Look through the data below and return each line where "平面ADE" appears.

Items listed in a dataset:
--- start ---
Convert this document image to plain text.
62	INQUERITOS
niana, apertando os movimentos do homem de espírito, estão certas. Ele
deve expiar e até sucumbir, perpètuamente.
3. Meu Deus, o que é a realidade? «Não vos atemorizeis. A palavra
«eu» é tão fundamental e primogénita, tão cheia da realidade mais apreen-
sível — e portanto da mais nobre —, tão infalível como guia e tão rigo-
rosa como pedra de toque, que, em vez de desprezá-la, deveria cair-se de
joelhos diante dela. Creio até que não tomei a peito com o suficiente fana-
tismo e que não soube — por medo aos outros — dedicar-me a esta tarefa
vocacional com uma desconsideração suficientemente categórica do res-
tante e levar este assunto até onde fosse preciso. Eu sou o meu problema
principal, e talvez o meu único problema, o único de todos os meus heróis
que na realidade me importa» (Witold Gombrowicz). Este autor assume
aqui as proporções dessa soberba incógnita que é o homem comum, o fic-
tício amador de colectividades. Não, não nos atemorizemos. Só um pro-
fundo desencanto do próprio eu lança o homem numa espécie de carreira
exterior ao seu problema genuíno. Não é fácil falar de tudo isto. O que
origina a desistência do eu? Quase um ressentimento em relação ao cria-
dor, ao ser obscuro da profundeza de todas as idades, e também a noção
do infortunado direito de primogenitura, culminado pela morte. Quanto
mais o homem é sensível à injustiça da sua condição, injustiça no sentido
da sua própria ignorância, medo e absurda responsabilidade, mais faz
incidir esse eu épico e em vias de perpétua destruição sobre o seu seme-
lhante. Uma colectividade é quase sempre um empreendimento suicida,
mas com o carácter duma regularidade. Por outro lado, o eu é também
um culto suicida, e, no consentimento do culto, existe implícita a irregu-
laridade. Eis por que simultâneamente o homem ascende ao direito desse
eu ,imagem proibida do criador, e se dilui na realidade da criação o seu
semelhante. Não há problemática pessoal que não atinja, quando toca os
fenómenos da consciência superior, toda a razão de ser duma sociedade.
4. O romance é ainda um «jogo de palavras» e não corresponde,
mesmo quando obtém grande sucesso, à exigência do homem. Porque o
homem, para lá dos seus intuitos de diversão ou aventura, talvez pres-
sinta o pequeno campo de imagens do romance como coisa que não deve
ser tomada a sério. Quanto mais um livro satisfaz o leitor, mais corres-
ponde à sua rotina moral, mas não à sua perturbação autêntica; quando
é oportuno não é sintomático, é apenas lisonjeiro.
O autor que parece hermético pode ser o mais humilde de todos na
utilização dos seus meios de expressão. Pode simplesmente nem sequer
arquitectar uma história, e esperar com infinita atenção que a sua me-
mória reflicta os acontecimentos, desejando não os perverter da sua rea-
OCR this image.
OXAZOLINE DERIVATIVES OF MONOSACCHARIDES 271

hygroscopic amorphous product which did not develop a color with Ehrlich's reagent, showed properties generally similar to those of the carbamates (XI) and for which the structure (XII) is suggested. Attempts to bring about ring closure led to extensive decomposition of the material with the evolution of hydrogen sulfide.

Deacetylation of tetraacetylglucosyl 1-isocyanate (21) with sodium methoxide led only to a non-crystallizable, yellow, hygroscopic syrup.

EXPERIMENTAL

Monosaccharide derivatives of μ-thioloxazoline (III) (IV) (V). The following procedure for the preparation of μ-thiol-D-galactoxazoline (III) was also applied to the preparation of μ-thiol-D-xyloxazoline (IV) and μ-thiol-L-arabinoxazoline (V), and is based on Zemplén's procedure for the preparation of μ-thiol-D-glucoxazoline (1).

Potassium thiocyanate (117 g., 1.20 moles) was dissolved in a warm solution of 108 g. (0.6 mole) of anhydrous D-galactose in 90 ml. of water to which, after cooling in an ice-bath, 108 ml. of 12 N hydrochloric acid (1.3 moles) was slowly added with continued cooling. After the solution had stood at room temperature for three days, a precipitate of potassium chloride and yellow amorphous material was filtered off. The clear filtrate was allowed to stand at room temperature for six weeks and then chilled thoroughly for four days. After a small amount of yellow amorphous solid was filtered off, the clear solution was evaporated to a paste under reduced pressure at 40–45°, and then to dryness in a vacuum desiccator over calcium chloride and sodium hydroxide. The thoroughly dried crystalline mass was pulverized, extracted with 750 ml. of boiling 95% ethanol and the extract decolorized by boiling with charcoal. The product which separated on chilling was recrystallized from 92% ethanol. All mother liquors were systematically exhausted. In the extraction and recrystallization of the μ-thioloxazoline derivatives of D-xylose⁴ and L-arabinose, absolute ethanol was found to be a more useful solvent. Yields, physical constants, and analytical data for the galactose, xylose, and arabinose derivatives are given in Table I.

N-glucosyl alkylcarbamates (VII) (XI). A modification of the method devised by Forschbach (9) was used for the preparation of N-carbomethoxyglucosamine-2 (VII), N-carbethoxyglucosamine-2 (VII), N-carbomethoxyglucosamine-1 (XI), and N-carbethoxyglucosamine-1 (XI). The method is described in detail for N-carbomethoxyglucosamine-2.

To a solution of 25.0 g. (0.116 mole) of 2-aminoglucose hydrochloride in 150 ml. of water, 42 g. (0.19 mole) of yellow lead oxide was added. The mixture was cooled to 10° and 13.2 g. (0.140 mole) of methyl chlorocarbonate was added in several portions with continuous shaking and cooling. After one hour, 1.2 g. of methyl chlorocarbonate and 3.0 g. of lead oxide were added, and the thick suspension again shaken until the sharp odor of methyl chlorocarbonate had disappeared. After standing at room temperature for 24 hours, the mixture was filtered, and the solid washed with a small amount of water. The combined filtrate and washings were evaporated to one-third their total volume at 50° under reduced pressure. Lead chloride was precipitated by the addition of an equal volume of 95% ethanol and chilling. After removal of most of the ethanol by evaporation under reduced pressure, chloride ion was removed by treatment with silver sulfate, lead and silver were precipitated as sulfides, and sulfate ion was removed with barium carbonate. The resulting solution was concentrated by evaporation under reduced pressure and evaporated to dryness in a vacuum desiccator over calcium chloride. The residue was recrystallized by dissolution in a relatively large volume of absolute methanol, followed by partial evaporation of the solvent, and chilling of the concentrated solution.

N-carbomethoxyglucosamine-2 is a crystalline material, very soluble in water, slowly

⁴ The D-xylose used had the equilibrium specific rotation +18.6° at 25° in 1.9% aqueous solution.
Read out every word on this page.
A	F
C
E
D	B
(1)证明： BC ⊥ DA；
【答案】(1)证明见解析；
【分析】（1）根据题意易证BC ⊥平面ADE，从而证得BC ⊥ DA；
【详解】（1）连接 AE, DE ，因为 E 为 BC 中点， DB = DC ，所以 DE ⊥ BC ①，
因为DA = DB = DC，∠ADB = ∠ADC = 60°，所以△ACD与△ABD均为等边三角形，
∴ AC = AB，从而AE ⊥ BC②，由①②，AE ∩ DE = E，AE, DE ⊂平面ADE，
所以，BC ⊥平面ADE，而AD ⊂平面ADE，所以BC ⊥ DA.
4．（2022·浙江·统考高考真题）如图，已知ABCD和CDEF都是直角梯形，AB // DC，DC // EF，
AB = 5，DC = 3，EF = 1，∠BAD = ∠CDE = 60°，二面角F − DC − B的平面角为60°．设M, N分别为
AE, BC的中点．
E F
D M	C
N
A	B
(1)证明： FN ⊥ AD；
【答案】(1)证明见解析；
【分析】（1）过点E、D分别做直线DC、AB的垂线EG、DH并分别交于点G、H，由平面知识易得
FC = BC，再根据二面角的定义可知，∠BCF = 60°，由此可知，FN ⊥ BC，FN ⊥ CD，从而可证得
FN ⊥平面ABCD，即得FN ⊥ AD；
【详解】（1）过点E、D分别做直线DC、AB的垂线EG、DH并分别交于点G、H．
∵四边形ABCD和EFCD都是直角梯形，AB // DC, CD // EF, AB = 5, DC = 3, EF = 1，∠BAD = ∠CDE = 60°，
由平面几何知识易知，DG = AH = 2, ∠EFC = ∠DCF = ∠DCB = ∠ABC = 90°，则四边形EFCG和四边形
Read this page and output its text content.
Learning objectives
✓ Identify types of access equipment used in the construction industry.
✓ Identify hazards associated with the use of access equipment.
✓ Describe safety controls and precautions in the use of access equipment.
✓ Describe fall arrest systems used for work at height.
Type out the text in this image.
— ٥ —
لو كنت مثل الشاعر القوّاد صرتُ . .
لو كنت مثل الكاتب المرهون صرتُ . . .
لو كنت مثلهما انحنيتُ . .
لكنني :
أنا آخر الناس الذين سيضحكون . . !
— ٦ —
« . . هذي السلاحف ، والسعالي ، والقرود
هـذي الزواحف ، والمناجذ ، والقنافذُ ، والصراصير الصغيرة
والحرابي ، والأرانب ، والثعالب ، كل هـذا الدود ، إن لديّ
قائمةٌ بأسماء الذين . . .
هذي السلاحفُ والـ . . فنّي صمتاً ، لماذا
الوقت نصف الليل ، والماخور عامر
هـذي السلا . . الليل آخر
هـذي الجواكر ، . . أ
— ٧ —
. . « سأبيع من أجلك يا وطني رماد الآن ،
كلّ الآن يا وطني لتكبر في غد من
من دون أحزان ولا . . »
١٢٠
--- end ---
> [Result of the exercise]:
【分析】（1）根据题意易证BC ⊥平面ADE，从而证得BC ⊥ DA；
∴ AC = AB，从而AE ⊥ BC②，由①②，AE ∩ DE = E，AE, DE ⊂平面ADE，
所以，BC ⊥平面ADE，而AD ⊂平面ADE，所以BC ⊥ DA.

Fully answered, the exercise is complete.